• _TASK_
Reply with one number: how many lines contain the word "JSON".

Stored items:

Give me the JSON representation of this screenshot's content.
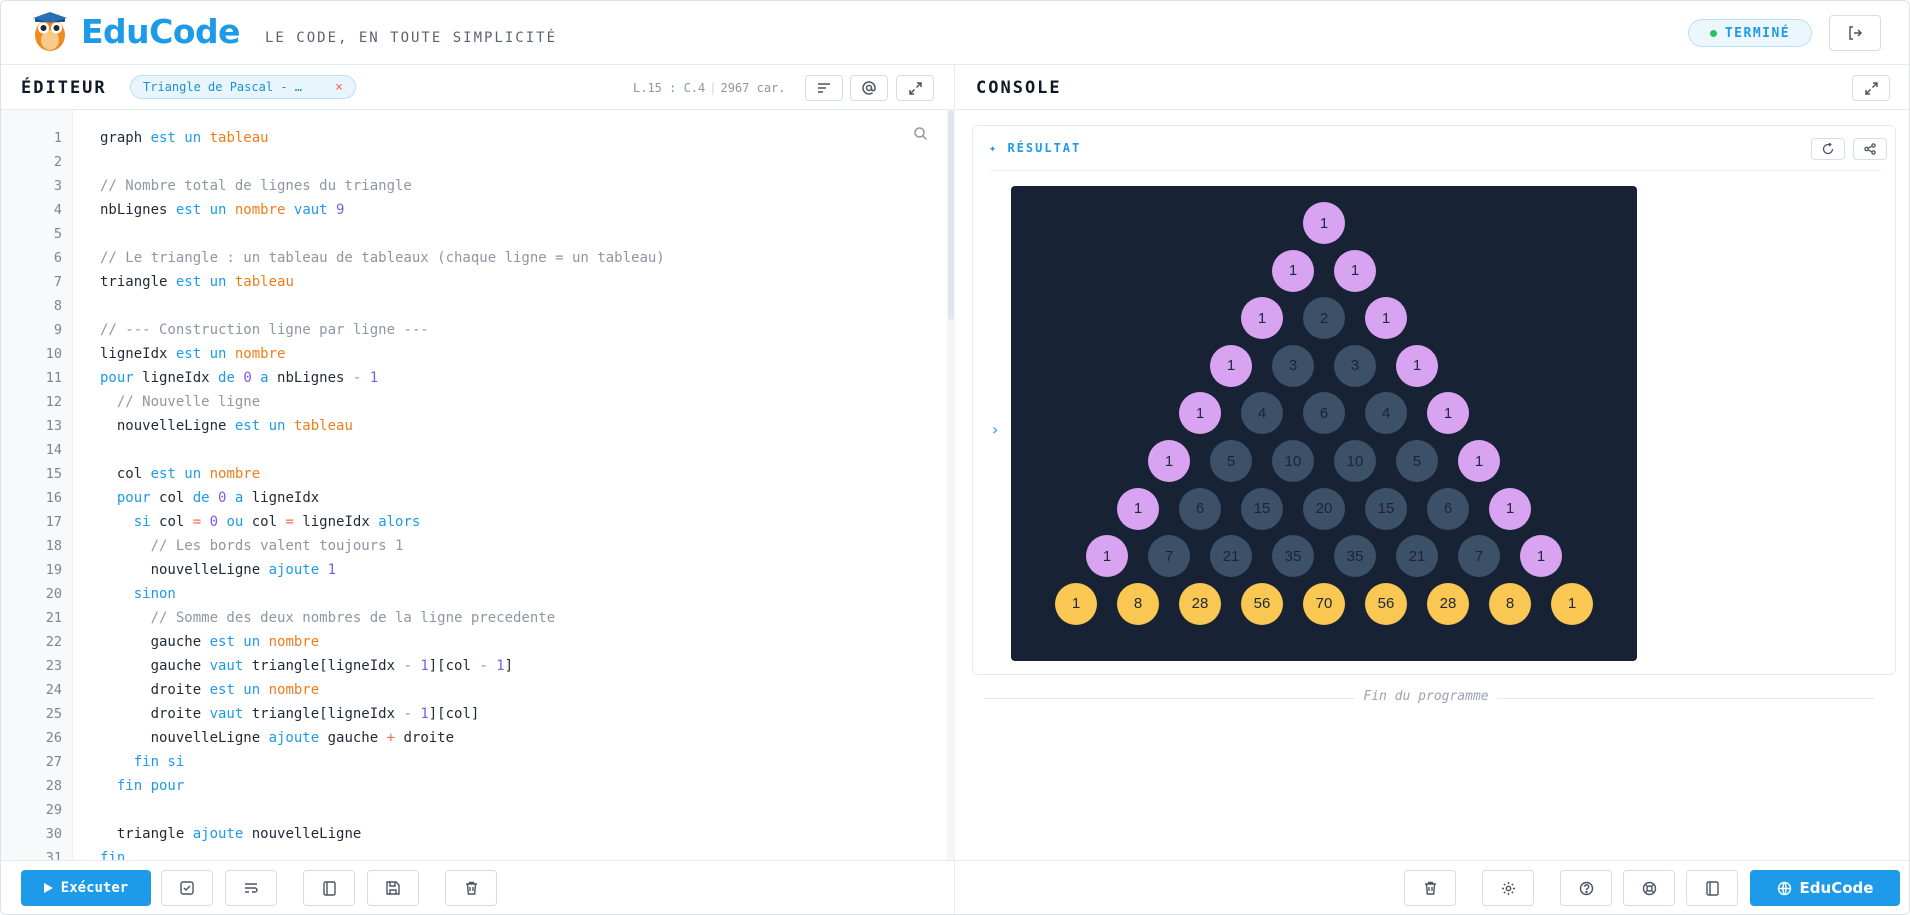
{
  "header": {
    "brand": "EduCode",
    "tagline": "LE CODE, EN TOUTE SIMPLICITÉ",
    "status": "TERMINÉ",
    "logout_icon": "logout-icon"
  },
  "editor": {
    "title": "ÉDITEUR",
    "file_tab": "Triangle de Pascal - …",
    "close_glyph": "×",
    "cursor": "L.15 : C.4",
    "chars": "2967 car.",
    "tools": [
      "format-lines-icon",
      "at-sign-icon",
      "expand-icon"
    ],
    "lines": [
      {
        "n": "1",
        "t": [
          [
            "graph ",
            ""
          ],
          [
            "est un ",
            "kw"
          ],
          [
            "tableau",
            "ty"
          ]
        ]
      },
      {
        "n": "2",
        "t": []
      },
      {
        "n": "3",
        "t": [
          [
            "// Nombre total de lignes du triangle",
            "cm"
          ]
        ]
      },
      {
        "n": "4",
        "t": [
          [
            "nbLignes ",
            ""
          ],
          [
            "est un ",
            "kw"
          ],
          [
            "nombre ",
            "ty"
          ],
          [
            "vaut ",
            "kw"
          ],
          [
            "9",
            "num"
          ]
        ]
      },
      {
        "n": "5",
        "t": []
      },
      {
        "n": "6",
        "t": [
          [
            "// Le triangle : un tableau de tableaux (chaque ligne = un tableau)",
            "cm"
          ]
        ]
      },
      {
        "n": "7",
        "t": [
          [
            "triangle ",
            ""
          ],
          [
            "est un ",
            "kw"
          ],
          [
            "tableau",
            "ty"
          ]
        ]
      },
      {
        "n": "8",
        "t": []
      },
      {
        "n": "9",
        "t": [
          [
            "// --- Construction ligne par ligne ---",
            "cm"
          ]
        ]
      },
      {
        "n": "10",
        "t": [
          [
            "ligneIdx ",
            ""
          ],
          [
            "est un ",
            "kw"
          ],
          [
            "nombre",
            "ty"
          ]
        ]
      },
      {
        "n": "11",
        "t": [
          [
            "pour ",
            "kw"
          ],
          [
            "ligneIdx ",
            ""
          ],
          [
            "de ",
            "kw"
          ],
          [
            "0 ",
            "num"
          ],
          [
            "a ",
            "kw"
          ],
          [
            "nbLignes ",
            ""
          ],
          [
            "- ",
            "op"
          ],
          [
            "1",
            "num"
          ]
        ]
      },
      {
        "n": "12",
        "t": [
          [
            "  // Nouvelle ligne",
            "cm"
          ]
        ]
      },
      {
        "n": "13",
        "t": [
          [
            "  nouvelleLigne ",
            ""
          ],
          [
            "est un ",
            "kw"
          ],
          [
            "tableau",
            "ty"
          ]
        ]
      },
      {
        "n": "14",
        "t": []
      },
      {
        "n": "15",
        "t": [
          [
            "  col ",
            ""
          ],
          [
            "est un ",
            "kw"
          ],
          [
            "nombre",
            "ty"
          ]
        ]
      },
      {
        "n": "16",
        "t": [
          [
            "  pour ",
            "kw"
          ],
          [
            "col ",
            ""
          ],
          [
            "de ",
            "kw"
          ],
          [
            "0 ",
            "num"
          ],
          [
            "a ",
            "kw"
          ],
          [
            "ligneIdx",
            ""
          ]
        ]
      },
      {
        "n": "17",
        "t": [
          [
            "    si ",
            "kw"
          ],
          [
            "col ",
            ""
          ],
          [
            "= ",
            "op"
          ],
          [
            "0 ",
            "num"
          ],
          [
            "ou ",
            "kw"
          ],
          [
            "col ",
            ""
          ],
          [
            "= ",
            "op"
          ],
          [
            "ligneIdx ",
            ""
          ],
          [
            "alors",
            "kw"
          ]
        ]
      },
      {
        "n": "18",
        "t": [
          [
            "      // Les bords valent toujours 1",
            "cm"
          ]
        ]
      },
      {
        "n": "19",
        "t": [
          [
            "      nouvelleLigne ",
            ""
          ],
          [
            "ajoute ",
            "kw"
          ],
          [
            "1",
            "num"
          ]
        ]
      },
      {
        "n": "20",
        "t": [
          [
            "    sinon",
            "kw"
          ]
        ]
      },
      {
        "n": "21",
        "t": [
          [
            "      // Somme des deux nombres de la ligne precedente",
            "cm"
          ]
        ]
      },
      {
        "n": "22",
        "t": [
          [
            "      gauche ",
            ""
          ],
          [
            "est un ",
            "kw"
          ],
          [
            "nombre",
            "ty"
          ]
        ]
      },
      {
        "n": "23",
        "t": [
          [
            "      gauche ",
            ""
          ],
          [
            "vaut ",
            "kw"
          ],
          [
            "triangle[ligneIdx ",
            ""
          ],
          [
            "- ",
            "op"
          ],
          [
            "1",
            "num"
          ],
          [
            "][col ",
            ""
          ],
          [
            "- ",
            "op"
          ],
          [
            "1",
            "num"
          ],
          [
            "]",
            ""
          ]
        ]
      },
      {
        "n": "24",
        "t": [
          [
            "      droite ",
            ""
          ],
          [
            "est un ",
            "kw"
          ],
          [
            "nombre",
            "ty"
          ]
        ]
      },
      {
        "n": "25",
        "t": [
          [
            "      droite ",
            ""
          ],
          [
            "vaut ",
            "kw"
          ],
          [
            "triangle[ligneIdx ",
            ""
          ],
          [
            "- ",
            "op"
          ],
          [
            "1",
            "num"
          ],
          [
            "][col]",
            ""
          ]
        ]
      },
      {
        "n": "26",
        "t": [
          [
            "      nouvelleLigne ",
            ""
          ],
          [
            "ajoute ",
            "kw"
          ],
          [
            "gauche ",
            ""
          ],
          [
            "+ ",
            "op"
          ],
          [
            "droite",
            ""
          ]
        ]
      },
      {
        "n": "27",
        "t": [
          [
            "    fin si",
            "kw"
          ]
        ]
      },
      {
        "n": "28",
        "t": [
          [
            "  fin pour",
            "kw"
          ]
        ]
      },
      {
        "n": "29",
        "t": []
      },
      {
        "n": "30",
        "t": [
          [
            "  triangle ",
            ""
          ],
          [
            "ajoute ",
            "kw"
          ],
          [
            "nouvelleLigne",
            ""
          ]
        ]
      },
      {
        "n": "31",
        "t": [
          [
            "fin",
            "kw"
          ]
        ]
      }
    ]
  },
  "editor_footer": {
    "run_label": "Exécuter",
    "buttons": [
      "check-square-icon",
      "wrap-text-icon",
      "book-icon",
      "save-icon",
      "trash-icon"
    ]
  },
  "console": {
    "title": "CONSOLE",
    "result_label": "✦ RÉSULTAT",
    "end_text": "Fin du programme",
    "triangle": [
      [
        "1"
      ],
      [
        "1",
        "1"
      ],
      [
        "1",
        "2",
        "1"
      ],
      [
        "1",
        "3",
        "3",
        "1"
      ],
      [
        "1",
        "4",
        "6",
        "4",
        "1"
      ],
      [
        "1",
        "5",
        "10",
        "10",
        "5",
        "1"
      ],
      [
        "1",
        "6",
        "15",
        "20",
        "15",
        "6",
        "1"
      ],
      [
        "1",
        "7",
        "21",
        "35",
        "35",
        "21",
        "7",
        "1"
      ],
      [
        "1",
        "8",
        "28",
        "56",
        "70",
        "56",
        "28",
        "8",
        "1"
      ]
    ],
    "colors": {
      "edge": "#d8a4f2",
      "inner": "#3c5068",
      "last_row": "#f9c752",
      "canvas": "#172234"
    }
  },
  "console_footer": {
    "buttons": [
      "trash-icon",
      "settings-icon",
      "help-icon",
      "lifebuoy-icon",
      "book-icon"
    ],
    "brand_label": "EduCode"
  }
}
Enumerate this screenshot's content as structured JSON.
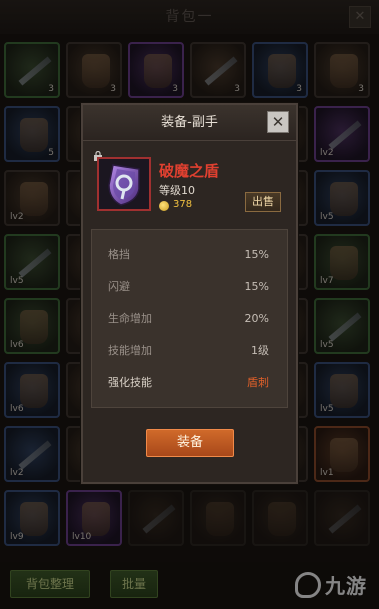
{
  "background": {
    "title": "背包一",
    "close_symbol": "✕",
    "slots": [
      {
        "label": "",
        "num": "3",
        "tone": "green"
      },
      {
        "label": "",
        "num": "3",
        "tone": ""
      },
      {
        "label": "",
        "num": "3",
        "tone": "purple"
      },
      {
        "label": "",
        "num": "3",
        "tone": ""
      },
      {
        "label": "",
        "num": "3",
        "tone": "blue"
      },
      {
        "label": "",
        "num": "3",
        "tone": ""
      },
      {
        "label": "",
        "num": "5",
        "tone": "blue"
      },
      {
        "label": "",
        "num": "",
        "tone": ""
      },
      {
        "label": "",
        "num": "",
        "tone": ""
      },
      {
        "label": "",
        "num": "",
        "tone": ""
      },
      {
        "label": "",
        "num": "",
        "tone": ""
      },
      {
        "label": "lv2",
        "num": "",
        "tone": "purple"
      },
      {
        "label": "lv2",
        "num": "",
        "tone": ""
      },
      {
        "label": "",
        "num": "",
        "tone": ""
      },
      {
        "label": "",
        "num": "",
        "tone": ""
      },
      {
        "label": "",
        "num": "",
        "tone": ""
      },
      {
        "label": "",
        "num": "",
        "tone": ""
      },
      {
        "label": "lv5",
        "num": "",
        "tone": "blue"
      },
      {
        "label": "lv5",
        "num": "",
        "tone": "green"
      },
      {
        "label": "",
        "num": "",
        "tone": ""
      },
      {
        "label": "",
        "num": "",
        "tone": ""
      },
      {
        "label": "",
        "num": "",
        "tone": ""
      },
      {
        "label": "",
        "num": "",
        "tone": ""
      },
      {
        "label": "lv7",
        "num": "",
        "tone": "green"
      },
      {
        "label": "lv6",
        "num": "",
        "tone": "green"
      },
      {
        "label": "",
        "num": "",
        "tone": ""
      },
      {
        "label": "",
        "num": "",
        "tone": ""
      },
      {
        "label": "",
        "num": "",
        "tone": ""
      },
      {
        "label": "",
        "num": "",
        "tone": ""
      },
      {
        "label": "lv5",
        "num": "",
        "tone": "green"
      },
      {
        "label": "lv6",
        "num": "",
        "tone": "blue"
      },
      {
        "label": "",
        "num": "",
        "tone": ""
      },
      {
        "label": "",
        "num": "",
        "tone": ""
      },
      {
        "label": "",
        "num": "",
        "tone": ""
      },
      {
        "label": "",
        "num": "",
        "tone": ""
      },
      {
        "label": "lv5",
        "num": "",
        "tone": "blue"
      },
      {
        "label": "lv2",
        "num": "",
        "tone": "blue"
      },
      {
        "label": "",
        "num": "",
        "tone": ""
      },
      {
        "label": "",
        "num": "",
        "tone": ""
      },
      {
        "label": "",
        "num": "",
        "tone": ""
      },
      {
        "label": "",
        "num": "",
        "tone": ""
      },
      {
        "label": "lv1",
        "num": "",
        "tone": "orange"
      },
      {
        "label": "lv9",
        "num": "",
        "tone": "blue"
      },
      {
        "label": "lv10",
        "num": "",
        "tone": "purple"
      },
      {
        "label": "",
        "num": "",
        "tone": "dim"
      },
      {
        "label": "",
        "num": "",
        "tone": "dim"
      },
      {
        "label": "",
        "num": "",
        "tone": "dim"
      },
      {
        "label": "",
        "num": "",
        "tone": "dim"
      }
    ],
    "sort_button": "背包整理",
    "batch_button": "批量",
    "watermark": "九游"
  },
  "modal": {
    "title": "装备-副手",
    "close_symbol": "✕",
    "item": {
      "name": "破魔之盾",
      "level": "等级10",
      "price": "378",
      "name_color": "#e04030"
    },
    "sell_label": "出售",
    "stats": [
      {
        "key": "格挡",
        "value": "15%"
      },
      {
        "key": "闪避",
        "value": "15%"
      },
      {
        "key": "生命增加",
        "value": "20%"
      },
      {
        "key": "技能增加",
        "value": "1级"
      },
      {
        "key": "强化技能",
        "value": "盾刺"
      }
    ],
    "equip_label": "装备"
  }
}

• _RESPONSE_
2